* GIVEN TASK: Start at the line where "Decode this image" appears and end at the line where "Give me the" appears; repeat those lines exactly, both ends included, leaving pictures behind.

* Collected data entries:
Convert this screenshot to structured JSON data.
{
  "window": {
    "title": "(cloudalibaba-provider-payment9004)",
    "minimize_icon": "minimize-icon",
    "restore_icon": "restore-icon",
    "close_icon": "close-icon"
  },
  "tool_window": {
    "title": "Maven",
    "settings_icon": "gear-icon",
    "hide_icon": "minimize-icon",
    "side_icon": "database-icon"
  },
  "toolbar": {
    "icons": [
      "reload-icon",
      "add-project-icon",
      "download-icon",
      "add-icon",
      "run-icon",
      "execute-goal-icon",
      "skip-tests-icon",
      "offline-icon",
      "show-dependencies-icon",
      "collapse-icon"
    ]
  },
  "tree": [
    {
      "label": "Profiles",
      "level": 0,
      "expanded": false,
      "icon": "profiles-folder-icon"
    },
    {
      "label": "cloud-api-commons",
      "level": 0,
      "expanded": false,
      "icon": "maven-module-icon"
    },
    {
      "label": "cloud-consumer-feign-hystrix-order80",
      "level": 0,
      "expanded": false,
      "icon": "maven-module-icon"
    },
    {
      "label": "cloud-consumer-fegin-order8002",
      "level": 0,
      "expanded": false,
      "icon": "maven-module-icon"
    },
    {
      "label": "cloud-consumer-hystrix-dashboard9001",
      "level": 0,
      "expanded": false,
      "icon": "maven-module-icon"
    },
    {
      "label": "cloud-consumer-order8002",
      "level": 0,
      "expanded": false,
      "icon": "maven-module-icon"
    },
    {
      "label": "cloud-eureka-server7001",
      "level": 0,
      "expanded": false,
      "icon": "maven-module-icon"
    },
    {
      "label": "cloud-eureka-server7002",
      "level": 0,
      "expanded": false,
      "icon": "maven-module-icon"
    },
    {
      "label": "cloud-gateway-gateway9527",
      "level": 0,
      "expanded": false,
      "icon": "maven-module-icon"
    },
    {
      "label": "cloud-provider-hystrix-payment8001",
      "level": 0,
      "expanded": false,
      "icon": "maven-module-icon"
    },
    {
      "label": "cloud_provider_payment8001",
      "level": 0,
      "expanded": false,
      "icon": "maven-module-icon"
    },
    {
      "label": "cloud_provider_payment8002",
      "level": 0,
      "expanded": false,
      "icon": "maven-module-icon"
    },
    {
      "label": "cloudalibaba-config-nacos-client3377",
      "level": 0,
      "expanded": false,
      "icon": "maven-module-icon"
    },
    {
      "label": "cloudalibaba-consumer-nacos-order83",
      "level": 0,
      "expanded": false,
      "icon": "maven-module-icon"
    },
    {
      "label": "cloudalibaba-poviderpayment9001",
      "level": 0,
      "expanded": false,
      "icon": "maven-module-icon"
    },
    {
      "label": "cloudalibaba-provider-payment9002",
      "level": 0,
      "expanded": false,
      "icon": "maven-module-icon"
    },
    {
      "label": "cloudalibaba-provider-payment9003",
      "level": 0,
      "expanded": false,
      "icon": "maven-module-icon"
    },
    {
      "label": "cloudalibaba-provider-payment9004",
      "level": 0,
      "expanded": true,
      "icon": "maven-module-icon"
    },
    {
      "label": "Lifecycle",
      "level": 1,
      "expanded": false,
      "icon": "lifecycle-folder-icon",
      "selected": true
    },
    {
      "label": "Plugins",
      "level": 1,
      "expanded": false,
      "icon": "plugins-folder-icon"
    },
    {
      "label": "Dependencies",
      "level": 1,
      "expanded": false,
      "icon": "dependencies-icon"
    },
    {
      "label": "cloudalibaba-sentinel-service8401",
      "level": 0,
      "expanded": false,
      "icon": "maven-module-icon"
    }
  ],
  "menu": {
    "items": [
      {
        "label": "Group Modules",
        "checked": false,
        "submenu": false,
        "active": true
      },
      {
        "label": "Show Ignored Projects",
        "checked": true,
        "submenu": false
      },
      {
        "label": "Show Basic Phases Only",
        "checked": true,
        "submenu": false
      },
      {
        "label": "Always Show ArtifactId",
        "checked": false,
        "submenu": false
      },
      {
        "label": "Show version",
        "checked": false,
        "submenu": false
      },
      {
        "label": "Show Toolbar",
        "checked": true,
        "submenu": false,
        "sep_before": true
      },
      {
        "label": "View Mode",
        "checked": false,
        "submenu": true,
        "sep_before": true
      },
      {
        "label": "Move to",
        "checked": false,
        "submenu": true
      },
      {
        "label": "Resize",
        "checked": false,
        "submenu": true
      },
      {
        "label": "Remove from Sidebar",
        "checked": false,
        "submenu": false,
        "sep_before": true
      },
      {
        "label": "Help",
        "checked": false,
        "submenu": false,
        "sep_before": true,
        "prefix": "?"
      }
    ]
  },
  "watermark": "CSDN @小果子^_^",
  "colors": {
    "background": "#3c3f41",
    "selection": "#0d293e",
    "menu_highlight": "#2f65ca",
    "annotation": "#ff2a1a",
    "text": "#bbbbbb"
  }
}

---

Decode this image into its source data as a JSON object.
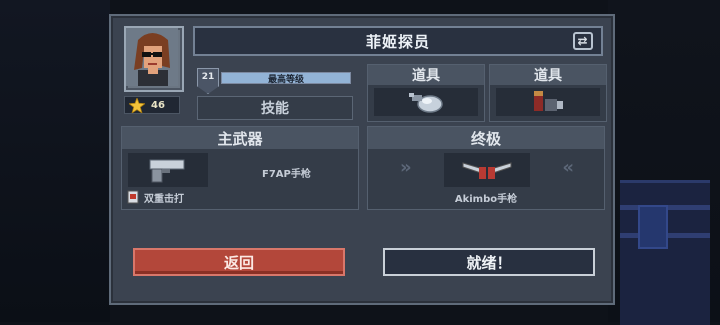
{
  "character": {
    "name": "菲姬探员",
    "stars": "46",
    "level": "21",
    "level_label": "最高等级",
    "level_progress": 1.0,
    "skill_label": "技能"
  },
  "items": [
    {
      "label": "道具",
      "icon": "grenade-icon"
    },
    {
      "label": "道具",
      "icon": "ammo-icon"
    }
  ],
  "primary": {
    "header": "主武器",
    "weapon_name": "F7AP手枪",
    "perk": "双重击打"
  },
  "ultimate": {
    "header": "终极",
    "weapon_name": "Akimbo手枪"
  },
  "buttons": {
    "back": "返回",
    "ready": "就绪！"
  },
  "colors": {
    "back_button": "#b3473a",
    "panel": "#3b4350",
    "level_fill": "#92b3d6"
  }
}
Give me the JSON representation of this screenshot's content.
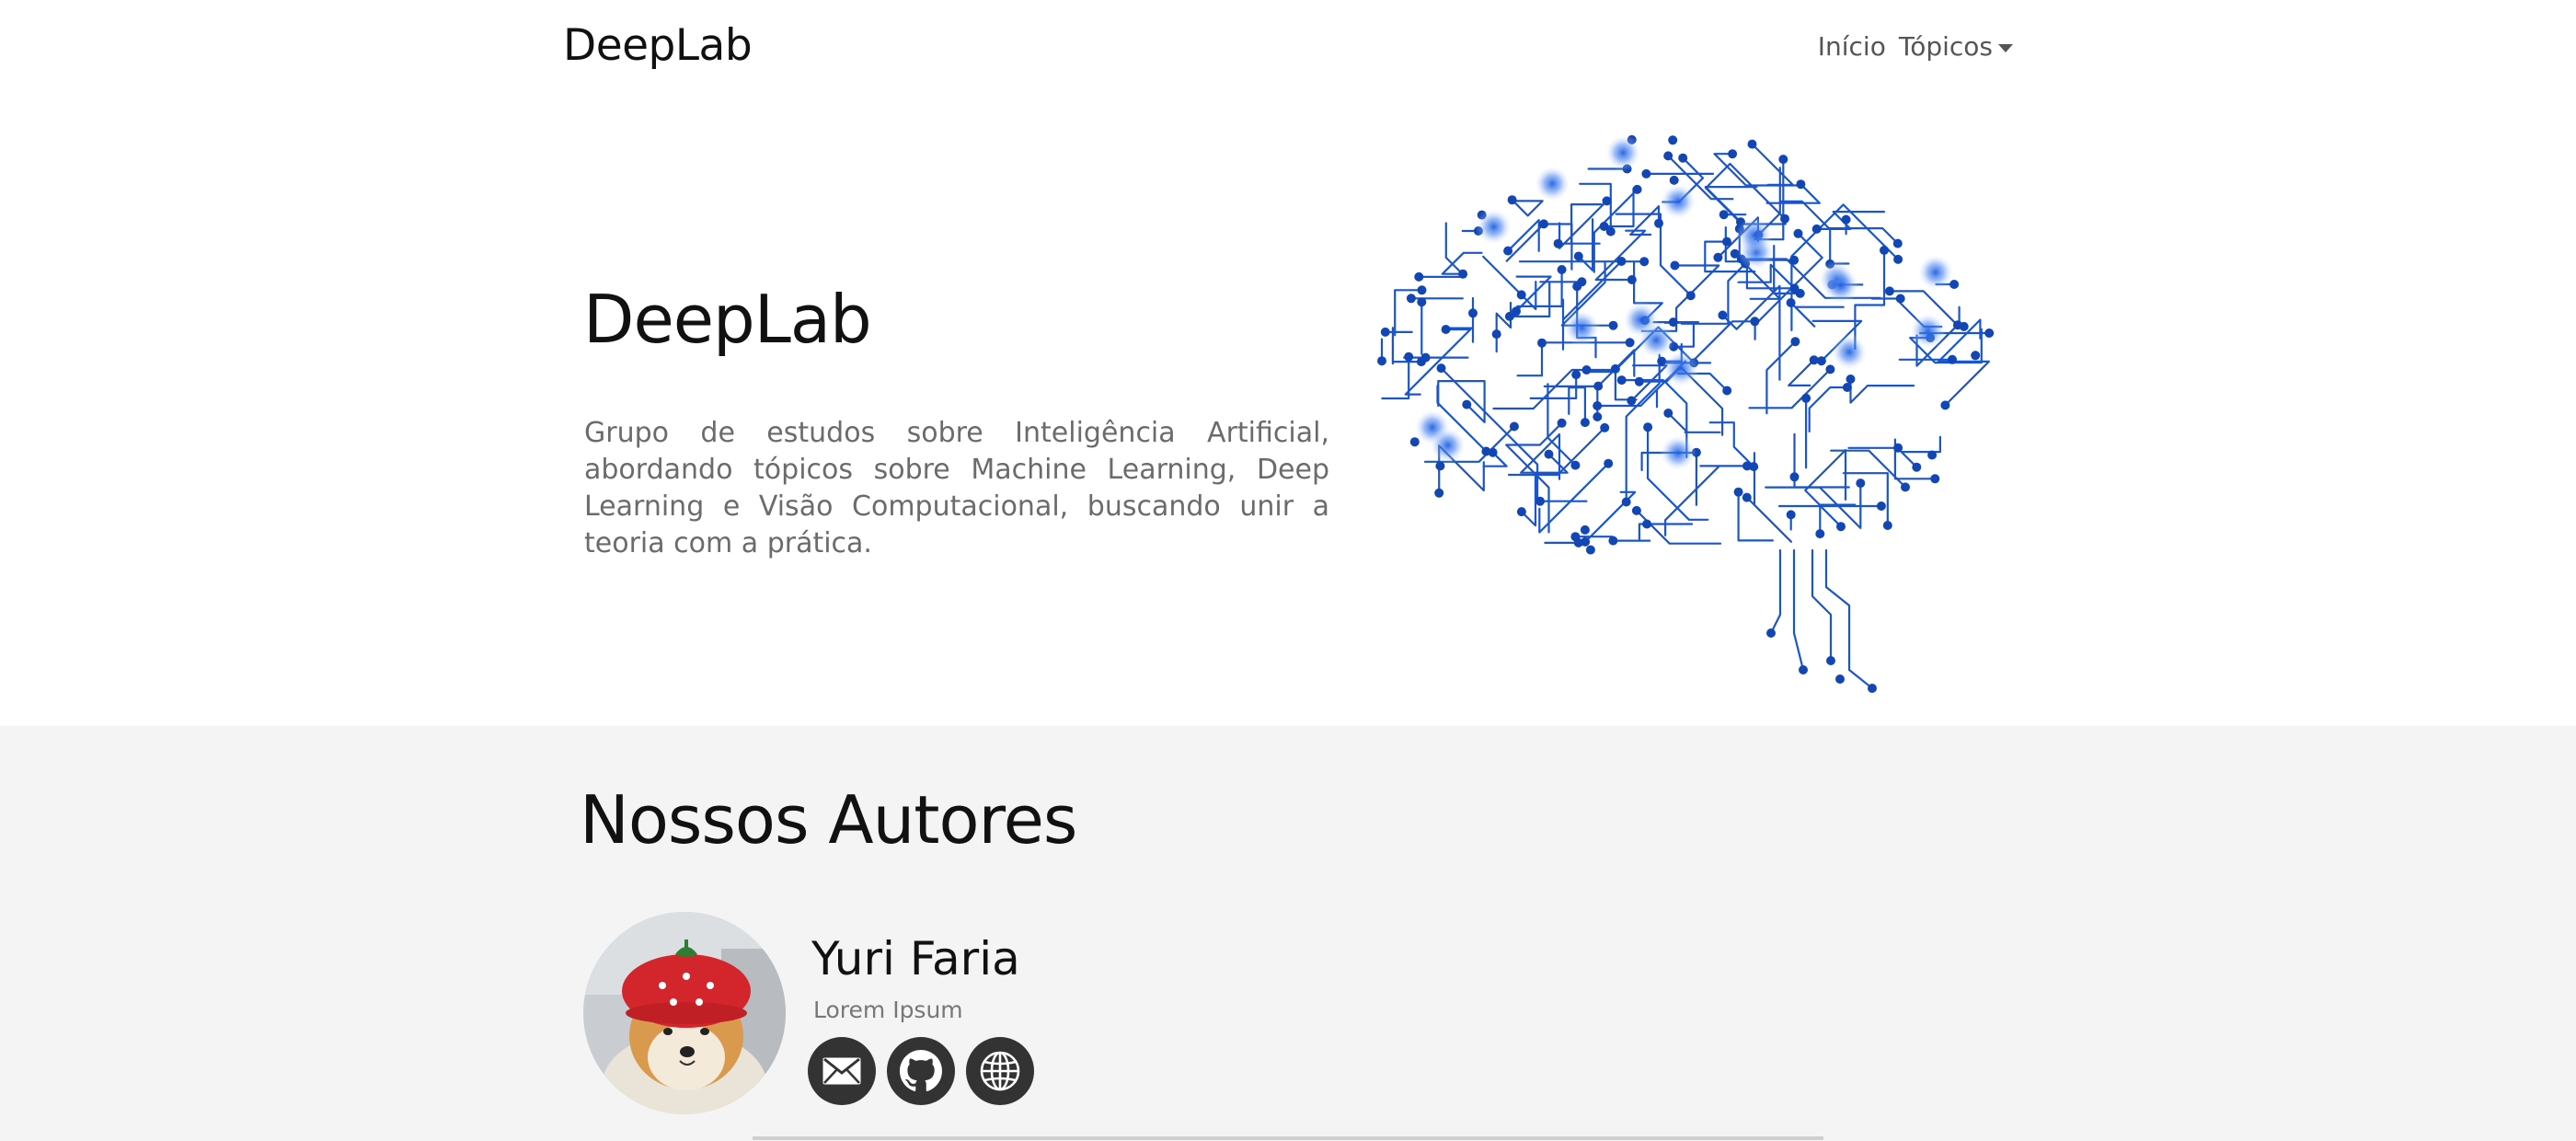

...

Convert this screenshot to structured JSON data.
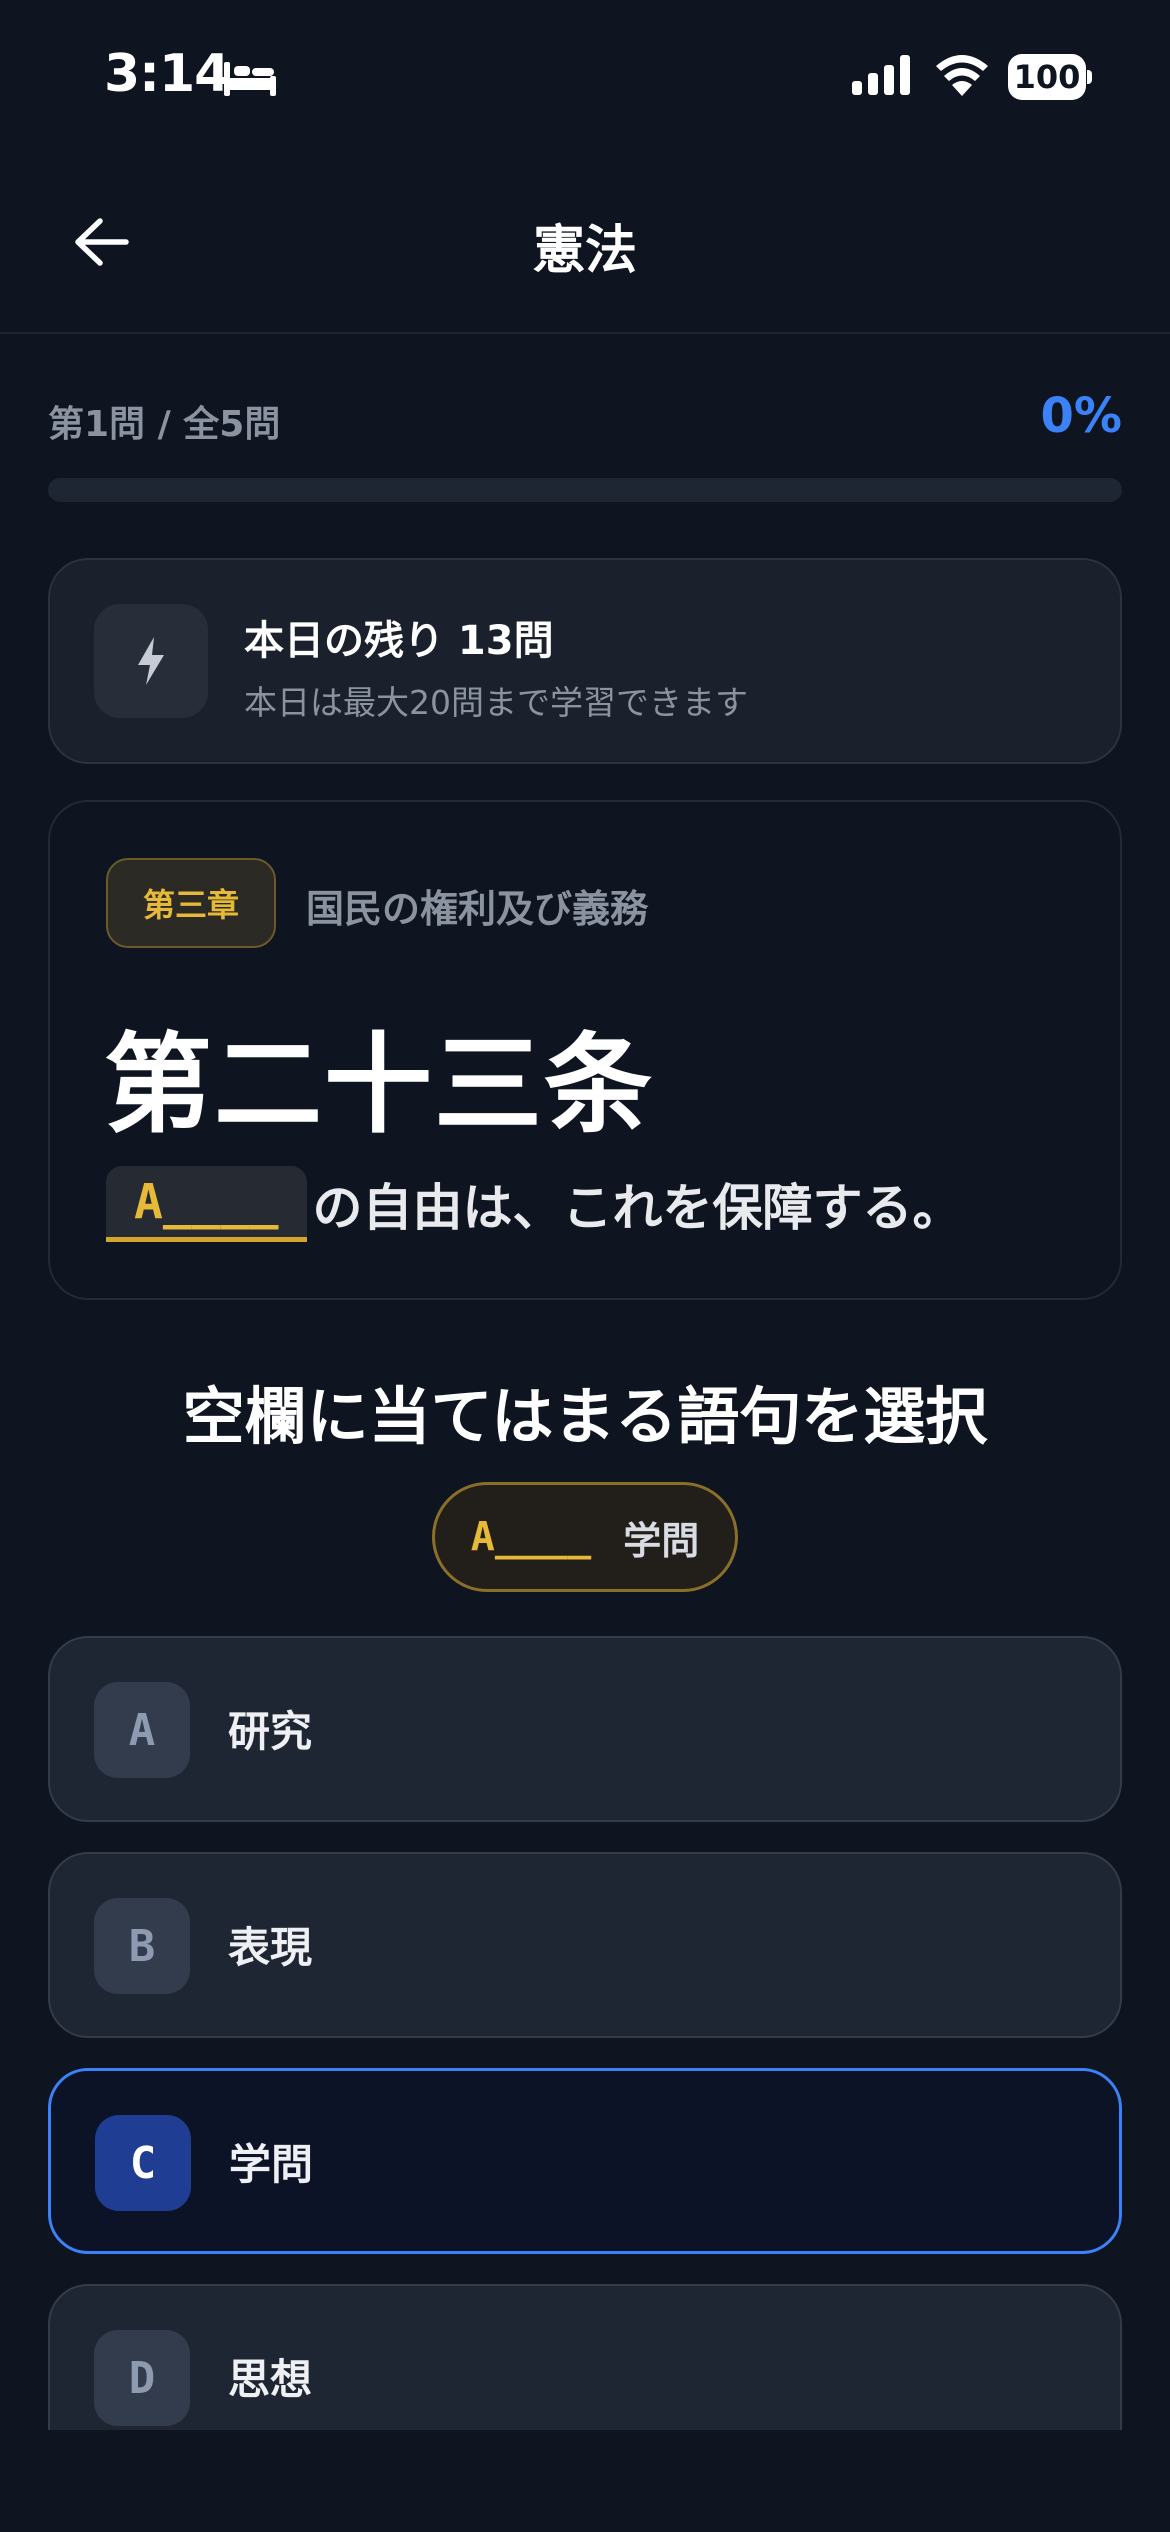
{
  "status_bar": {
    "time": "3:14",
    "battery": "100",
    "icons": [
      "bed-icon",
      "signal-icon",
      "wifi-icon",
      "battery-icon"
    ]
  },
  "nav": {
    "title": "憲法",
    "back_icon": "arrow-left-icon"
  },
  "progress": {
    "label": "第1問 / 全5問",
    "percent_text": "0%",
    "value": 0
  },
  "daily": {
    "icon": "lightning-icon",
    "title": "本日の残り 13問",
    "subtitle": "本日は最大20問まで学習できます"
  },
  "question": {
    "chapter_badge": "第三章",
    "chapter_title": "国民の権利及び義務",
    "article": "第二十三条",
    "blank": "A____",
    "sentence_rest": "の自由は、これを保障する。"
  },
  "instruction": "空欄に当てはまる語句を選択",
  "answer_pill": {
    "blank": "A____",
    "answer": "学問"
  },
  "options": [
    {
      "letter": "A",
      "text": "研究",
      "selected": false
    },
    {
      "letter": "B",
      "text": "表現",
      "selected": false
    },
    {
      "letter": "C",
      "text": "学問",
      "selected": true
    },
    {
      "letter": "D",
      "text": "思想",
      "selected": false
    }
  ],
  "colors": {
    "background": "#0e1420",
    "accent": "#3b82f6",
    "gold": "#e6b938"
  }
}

* RESULT:
Decode this image into its source data as a JSON object.
{
  "character": {
    "name": "菲姬探员",
    "stars": "46",
    "level": "21",
    "level_label": "最高等级",
    "level_progress": 1.0,
    "skill_label": "技能"
  },
  "items": [
    {
      "label": "道具",
      "icon": "grenade-icon"
    },
    {
      "label": "道具",
      "icon": "ammo-icon"
    }
  ],
  "primary": {
    "header": "主武器",
    "weapon_name": "F7AP手枪",
    "perk": "双重击打"
  },
  "ultimate": {
    "header": "终极",
    "weapon_name": "Akimbo手枪"
  },
  "buttons": {
    "back": "返回",
    "ready": "就绪！"
  },
  "colors": {
    "back_button": "#b3473a",
    "panel": "#3b4350",
    "level_fill": "#92b3d6"
  }
}
Give me the JSON representation of this screenshot's content.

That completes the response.